Task goal —
Please print all of the material below, word for word.

The data —

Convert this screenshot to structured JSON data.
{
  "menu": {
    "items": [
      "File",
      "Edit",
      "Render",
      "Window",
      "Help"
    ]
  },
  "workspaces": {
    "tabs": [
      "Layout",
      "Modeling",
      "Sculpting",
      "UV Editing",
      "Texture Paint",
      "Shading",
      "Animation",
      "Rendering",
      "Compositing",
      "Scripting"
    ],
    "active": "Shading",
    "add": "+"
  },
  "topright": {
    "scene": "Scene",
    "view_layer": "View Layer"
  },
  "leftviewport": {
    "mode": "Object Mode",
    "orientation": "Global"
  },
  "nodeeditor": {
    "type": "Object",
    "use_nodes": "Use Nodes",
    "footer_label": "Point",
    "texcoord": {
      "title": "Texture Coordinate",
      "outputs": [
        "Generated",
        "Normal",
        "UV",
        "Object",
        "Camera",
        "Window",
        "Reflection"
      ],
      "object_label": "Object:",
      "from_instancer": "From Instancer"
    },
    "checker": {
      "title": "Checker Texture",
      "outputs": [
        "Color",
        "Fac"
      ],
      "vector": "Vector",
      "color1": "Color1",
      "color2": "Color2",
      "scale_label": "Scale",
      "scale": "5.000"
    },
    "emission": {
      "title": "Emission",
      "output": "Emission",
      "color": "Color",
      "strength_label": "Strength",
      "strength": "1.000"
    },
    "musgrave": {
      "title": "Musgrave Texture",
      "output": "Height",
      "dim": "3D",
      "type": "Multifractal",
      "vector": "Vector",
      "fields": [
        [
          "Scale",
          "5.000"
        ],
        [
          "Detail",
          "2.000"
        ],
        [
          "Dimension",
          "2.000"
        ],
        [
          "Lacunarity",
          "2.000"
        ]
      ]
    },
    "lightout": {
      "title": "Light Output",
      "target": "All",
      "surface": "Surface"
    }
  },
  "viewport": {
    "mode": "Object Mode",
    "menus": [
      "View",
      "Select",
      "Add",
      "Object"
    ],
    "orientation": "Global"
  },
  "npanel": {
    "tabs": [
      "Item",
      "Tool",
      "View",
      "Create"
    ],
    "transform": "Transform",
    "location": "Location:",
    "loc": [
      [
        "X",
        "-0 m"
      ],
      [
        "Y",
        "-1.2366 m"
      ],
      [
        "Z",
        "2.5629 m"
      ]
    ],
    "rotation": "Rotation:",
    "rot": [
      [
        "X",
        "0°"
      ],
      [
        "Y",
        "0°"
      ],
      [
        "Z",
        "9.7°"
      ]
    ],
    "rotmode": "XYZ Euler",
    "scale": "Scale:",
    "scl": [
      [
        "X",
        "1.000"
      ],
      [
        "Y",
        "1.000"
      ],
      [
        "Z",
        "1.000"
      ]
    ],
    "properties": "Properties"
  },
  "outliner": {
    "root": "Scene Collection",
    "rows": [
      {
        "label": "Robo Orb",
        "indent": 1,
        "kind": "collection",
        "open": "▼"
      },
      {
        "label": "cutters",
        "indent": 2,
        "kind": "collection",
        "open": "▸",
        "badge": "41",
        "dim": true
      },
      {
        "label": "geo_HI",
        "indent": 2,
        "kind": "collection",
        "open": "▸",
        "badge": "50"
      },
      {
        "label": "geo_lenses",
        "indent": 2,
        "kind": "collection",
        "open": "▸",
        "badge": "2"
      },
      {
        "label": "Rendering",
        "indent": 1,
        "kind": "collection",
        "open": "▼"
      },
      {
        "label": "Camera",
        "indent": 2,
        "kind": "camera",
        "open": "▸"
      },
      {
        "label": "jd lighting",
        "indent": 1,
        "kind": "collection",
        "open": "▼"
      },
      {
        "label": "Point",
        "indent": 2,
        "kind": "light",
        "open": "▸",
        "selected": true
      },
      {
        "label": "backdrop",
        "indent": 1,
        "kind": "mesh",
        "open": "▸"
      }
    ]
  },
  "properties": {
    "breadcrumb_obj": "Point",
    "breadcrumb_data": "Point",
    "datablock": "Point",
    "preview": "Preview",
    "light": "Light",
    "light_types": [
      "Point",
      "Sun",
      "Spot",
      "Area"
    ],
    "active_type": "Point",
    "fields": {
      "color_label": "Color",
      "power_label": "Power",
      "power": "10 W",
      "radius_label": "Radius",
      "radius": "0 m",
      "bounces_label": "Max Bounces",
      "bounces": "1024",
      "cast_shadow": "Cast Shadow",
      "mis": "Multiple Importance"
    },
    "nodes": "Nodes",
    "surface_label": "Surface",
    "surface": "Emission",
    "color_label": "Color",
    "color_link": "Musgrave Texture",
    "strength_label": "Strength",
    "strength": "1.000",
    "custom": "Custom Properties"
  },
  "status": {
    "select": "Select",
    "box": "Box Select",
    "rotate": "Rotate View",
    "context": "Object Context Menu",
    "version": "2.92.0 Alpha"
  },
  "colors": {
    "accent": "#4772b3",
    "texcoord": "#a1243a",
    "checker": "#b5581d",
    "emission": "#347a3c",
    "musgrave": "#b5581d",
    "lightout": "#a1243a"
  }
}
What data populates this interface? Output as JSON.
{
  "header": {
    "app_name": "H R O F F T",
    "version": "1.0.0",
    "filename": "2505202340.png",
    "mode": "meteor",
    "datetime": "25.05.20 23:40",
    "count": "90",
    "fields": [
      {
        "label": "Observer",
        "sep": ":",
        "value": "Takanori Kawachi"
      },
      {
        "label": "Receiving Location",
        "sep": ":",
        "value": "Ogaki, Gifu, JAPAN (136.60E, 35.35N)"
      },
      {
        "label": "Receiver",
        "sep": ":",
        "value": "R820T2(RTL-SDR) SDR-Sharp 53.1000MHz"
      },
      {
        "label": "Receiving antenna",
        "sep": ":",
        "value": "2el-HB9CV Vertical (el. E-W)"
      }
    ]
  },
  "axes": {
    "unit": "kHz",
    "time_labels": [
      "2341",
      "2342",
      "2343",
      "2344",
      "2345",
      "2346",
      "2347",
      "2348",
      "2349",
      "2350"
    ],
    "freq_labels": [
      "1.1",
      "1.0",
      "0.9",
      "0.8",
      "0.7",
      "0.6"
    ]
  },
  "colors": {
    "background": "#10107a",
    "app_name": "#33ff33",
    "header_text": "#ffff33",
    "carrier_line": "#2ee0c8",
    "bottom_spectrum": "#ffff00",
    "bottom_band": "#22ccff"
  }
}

Task solution —
Convert this screenshot to structured JSON data.
{
  "menu": {
    "items": [
      "File",
      "Edit",
      "Render",
      "Window",
      "Help"
    ]
  },
  "workspaces": {
    "tabs": [
      "Layout",
      "Modeling",
      "Sculpting",
      "UV Editing",
      "Texture Paint",
      "Shading",
      "Animation",
      "Rendering",
      "Compositing",
      "Scripting"
    ],
    "active": "Shading",
    "add": "+"
  },
  "topright": {
    "scene": "Scene",
    "view_layer": "View Layer"
  },
  "leftviewport": {
    "mode": "Object Mode",
    "orientation": "Global"
  },
  "nodeeditor": {
    "type": "Object",
    "use_nodes": "Use Nodes",
    "footer_label": "Point",
    "texcoord": {
      "title": "Texture Coordinate",
      "outputs": [
        "Generated",
        "Normal",
        "UV",
        "Object",
        "Camera",
        "Window",
        "Reflection"
      ],
      "object_label": "Object:",
      "from_instancer": "From Instancer"
    },
    "checker": {
      "title": "Checker Texture",
      "outputs": [
        "Color",
        "Fac"
      ],
      "vector": "Vector",
      "color1": "Color1",
      "color2": "Color2",
      "scale_label": "Scale",
      "scale": "5.000"
    },
    "emission": {
      "title": "Emission",
      "output": "Emission",
      "color": "Color",
      "strength_label": "Strength",
      "strength": "1.000"
    },
    "musgrave": {
      "title": "Musgrave Texture",
      "output": "Height",
      "dim": "3D",
      "type": "Multifractal",
      "vector": "Vector",
      "fields": [
        [
          "Scale",
          "5.000"
        ],
        [
          "Detail",
          "2.000"
        ],
        [
          "Dimension",
          "2.000"
        ],
        [
          "Lacunarity",
          "2.000"
        ]
      ]
    },
    "lightout": {
      "title": "Light Output",
      "target": "All",
      "surface": "Surface"
    }
  },
  "viewport": {
    "mode": "Object Mode",
    "menus": [
      "View",
      "Select",
      "Add",
      "Object"
    ],
    "orientation": "Global"
  },
  "npanel": {
    "tabs": [
      "Item",
      "Tool",
      "View",
      "Create"
    ],
    "transform": "Transform",
    "location": "Location:",
    "loc": [
      [
        "X",
        "-0 m"
      ],
      [
        "Y",
        "-1.2366 m"
      ],
      [
        "Z",
        "2.5629 m"
      ]
    ],
    "rotation": "Rotation:",
    "rot": [
      [
        "X",
        "0°"
      ],
      [
        "Y",
        "0°"
      ],
      [
        "Z",
        "9.7°"
      ]
    ],
    "rotmode": "XYZ Euler",
    "scale": "Scale:",
    "scl": [
      [
        "X",
        "1.000"
      ],
      [
        "Y",
        "1.000"
      ],
      [
        "Z",
        "1.000"
      ]
    ],
    "properties": "Properties"
  },
  "outliner": {
    "root": "Scene Collection",
    "rows": [
      {
        "label": "Robo Orb",
        "indent": 1,
        "kind": "collection",
        "open": "▼"
      },
      {
        "label": "cutters",
        "indent": 2,
        "kind": "collection",
        "open": "▸",
        "badge": "41",
        "dim": true
      },
      {
        "label": "geo_HI",
        "indent": 2,
        "kind": "collection",
        "open": "▸",
        "badge": "50"
      },
      {
        "label": "geo_lenses",
        "indent": 2,
        "kind": "collection",
        "open": "▸",
        "badge": "2"
      },
      {
        "label": "Rendering",
        "indent": 1,
        "kind": "collection",
        "open": "▼"
      },
      {
        "label": "Camera",
        "indent": 2,
        "kind": "camera",
        "open": "▸"
      },
      {
        "label": "jd lighting",
        "indent": 1,
        "kind": "collection",
        "open": "▼"
      },
      {
        "label": "Point",
        "indent": 2,
        "kind": "light",
        "open": "▸",
        "selected": true
      },
      {
        "label": "backdrop",
        "indent": 1,
        "kind": "mesh",
        "open": "▸"
      }
    ]
  },
  "properties": {
    "breadcrumb_obj": "Point",
    "breadcrumb_data": "Point",
    "datablock": "Point",
    "preview": "Preview",
    "light": "Light",
    "light_types": [
      "Point",
      "Sun",
      "Spot",
      "Area"
    ],
    "active_type": "Point",
    "fields": {
      "color_label": "Color",
      "power_label": "Power",
      "power": "10 W",
      "radius_label": "Radius",
      "radius": "0 m",
      "bounces_label": "Max Bounces",
      "bounces": "1024",
      "cast_shadow": "Cast Shadow",
      "mis": "Multiple Importance"
    },
    "nodes": "Nodes",
    "surface_label": "Surface",
    "surface": "Emission",
    "color_label": "Color",
    "color_link": "Musgrave Texture",
    "strength_label": "Strength",
    "strength": "1.000",
    "custom": "Custom Properties"
  },
  "status": {
    "select": "Select",
    "box": "Box Select",
    "rotate": "Rotate View",
    "context": "Object Context Menu",
    "version": "2.92.0 Alpha"
  },
  "colors": {
    "accent": "#4772b3",
    "texcoord": "#a1243a",
    "checker": "#b5581d",
    "emission": "#347a3c",
    "musgrave": "#b5581d",
    "lightout": "#a1243a"
  }
}
What data populates this interface? Output as JSON.
{
  "header": {
    "app_name": "H R O F F T",
    "version": "1.0.0",
    "filename": "2505202340.png",
    "mode": "meteor",
    "datetime": "25.05.20 23:40",
    "count": "90",
    "fields": [
      {
        "label": "Observer",
        "sep": ":",
        "value": "Takanori Kawachi"
      },
      {
        "label": "Receiving Location",
        "sep": ":",
        "value": "Ogaki, Gifu, JAPAN (136.60E, 35.35N)"
      },
      {
        "label": "Receiver",
        "sep": ":",
        "value": "R820T2(RTL-SDR) SDR-Sharp 53.1000MHz"
      },
      {
        "label": "Receiving antenna",
        "sep": ":",
        "value": "2el-HB9CV Vertical (el. E-W)"
      }
    ]
  },
  "axes": {
    "unit": "kHz",
    "time_labels": [
      "2341",
      "2342",
      "2343",
      "2344",
      "2345",
      "2346",
      "2347",
      "2348",
      "2349",
      "2350"
    ],
    "freq_labels": [
      "1.1",
      "1.0",
      "0.9",
      "0.8",
      "0.7",
      "0.6"
    ]
  },
  "colors": {
    "background": "#10107a",
    "app_name": "#33ff33",
    "header_text": "#ffff33",
    "carrier_line": "#2ee0c8",
    "bottom_spectrum": "#ffff00",
    "bottom_band": "#22ccff"
  }
}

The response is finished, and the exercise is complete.